§ **THE TASK**:
Only the pictures are dropped. Restate each line below word for word.

^^^^^^^^^^^^^^^^

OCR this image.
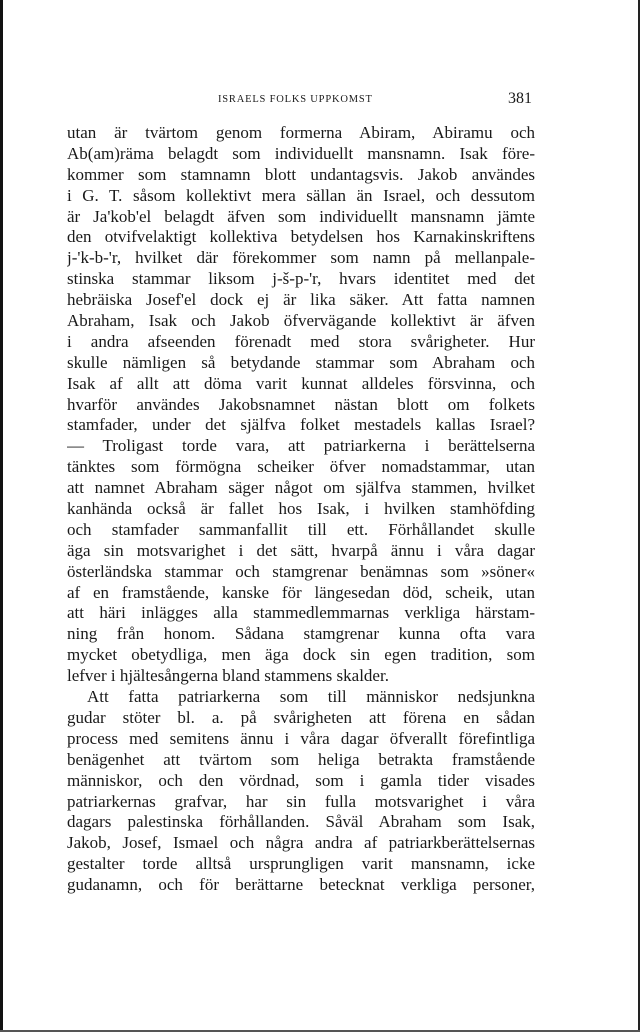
ISRAELS FOLKS UPPKOMST	381
utan är tvärtom genom formerna Abiram, Abiramu och
Ab(am)räma belagdt som individuellt mansnamn. Isak före-
kommer som stamnamn blott undantagsvis. Jakob användes
i G. T. såsom kollektivt mera sällan än Israel, och dessutom
är Ja'kob'el belagdt äfven som individuellt mansnamn jämte
den otvifvelaktigt kollektiva betydelsen hos Karnakinskriftens
j-'k-b-'r, hvilket där förekommer som namn på mellanpale-
stinska stammar liksom j-š-p-'r, hvars identitet med det
hebräiska Josef'el dock ej är lika säker. Att fatta namnen
Abraham, Isak och Jakob öfvervägande kollektivt är äfven
i andra afseenden förenadt med stora svårigheter. Hur
skulle nämligen så betydande stammar som Abraham och
Isak af allt att döma varit kunnat alldeles försvinna, och
hvarför användes Jakobsnamnet nästan blott om folkets
stamfader, under det själfva folket mestadels kallas Israel?
— Troligast torde vara, att patriarkerna i berättelserna
tänktes som förmögna scheiker öfver nomadstammar, utan
att namnet Abraham säger något om själfva stammen, hvilket
kanhända också är fallet hos Isak, i hvilken stamhöfding
och stamfader sammanfallit till ett. Förhållandet skulle
äga sin motsvarighet i det sätt, hvarpå ännu i våra dagar
österländska stammar och stamgrenar benämnas som »söner«
af en framstående, kanske för längesedan död, scheik, utan
att häri inlägges alla stammedlemmarnas verkliga härstam-
ning från honom. Sådana stamgrenar kunna ofta vara
mycket obetydliga, men äga dock sin egen tradition, som
lefver i hjältesångerna bland stammens skalder.
Att fatta patriarkerna som till människor nedsjunkna
gudar stöter bl. a. på svårigheten att förena en sådan
process med semitens ännu i våra dagar öfverallt förefintliga
benägenhet att tvärtom som heliga betrakta framstående
människor, och den vördnad, som i gamla tider visades
patriarkernas grafvar, har sin fulla motsvarighet i våra
dagars palestinska förhållanden. Såväl Abraham som Isak,
Jakob, Josef, Ismael och några andra af patriarkberättelsernas
gestalter torde alltså ursprungligen varit mansnamn, icke
gudanamn, och för berättarne betecknat verkliga personer,
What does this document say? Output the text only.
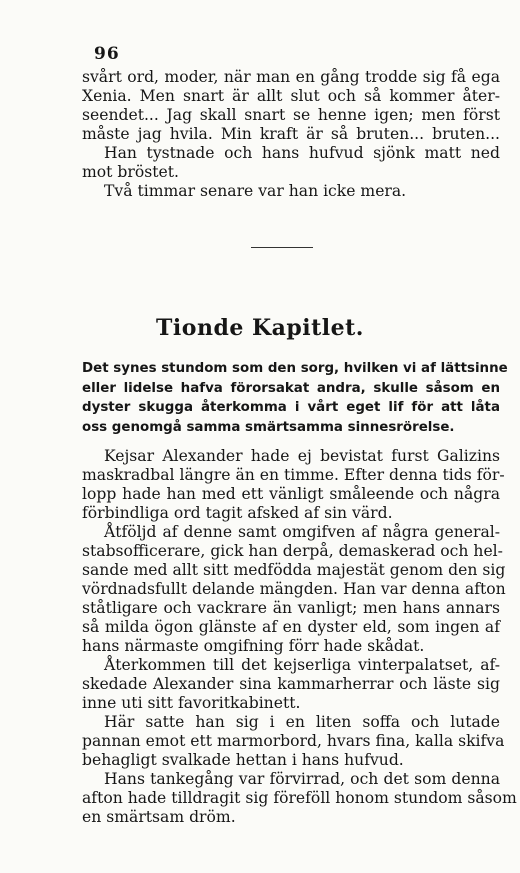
96
svårt ord, moder, när man en gång trodde sig få ega
Xenia. Men snart är allt slut och så kommer åter-
seendet... Jag skall snart se henne igen; men först
måste jag hvila. Min kraft är så bruten... bruten...
Han tystnade och hans hufvud sjönk matt ned
mot bröstet.
Två timmar senare var han icke mera.
Tionde Kapitlet.
Det synes stundom som den sorg, hvilken vi af lättsinne
eller lidelse hafva förorsakat andra, skulle såsom en
dyster skugga återkomma i vårt eget lif för att låta
oss genomgå samma smärtsamma sinnesrörelse.
Kejsar Alexander hade ej bevistat furst Galizins
maskradbal längre än en timme. Efter denna tids för-
lopp hade han med ett vänligt småleende och några
förbindliga ord tagit afsked af sin värd.
Åtföljd af denne samt omgifven af några general-
stabsofficerare, gick han derpå, demaskerad och hel-
sande med allt sitt medfödda majestät genom den sig
vördnadsfullt delande mängden. Han var denna afton
ståtligare och vackrare än vanligt; men hans annars
så milda ögon glänste af en dyster eld, som ingen af
hans närmaste omgifning förr hade skådat.
Återkommen till det kejserliga vinterpalatset, af-
skedade Alexander sina kammarherrar och läste sig
inne uti sitt favoritkabinett.
Här satte han sig i en liten soffa och lutade
pannan emot ett marmorbord, hvars fina, kalla skifva
behagligt svalkade hettan i hans hufvud.
Hans tankegång var förvirrad, och det som denna
afton hade tilldragit sig föreföll honom stundom såsom
en smärtsam dröm.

^^^^^^^^^^^^^^^^

§ **RESULT FOR THIS EXERCISE**:
OCR this image.
ISRAELS FOLKS UPPKOMST	381
utan är tvärtom genom formerna Abiram, Abiramu och
Ab(am)räma belagdt som individuellt mansnamn. Isak före-
kommer som stamnamn blott undantagsvis. Jakob användes
i G. T. såsom kollektivt mera sällan än Israel, och dessutom
är Ja'kob'el belagdt äfven som individuellt mansnamn jämte
den otvifvelaktigt kollektiva betydelsen hos Karnakinskriftens
j-'k-b-'r, hvilket där förekommer som namn på mellanpale-
stinska stammar liksom j-š-p-'r, hvars identitet med det
hebräiska Josef'el dock ej är lika säker. Att fatta namnen
Abraham, Isak och Jakob öfvervägande kollektivt är äfven
i andra afseenden förenadt med stora svårigheter. Hur
skulle nämligen så betydande stammar som Abraham och
Isak af allt att döma varit kunnat alldeles försvinna, och
hvarför användes Jakobsnamnet nästan blott om folkets
stamfader, under det själfva folket mestadels kallas Israel?
— Troligast torde vara, att patriarkerna i berättelserna
tänktes som förmögna scheiker öfver nomadstammar, utan
att namnet Abraham säger något om själfva stammen, hvilket
kanhända också är fallet hos Isak, i hvilken stamhöfding
och stamfader sammanfallit till ett. Förhållandet skulle
äga sin motsvarighet i det sätt, hvarpå ännu i våra dagar
österländska stammar och stamgrenar benämnas som »söner«
af en framstående, kanske för längesedan död, scheik, utan
att häri inlägges alla stammedlemmarnas verkliga härstam-
ning från honom. Sådana stamgrenar kunna ofta vara
mycket obetydliga, men äga dock sin egen tradition, som
lefver i hjältesångerna bland stammens skalder.
Att fatta patriarkerna som till människor nedsjunkna
gudar stöter bl. a. på svårigheten att förena en sådan
process med semitens ännu i våra dagar öfverallt förefintliga
benägenhet att tvärtom som heliga betrakta framstående
människor, och den vördnad, som i gamla tider visades
patriarkernas grafvar, har sin fulla motsvarighet i våra
dagars palestinska förhållanden. Såväl Abraham som Isak,
Jakob, Josef, Ismael och några andra af patriarkberättelsernas
gestalter torde alltså ursprungligen varit mansnamn, icke
gudanamn, och för berättarne betecknat verkliga personer,
What does this document say? Output the text only.
96
svårt ord, moder, när man en gång trodde sig få ega
Xenia. Men snart är allt slut och så kommer åter-
seendet... Jag skall snart se henne igen; men först
måste jag hvila. Min kraft är så bruten... bruten...
Han tystnade och hans hufvud sjönk matt ned
mot bröstet.
Två timmar senare var han icke mera.
Tionde Kapitlet.
Det synes stundom som den sorg, hvilken vi af lättsinne
eller lidelse hafva förorsakat andra, skulle såsom en
dyster skugga återkomma i vårt eget lif för att låta
oss genomgå samma smärtsamma sinnesrörelse.
Kejsar Alexander hade ej bevistat furst Galizins
maskradbal längre än en timme. Efter denna tids för-
lopp hade han med ett vänligt småleende och några
förbindliga ord tagit afsked af sin värd.
Åtföljd af denne samt omgifven af några general-
stabsofficerare, gick han derpå, demaskerad och hel-
sande med allt sitt medfödda majestät genom den sig
vördnadsfullt delande mängden. Han var denna afton
ståtligare och vackrare än vanligt; men hans annars
så milda ögon glänste af en dyster eld, som ingen af
hans närmaste omgifning förr hade skådat.
Återkommen till det kejserliga vinterpalatset, af-
skedade Alexander sina kammarherrar och läste sig
inne uti sitt favoritkabinett.
Här satte han sig i en liten soffa och lutade
pannan emot ett marmorbord, hvars fina, kalla skifva
behagligt svalkade hettan i hans hufvud.
Hans tankegång var förvirrad, och det som denna
afton hade tilldragit sig föreföll honom stundom såsom
en smärtsam dröm.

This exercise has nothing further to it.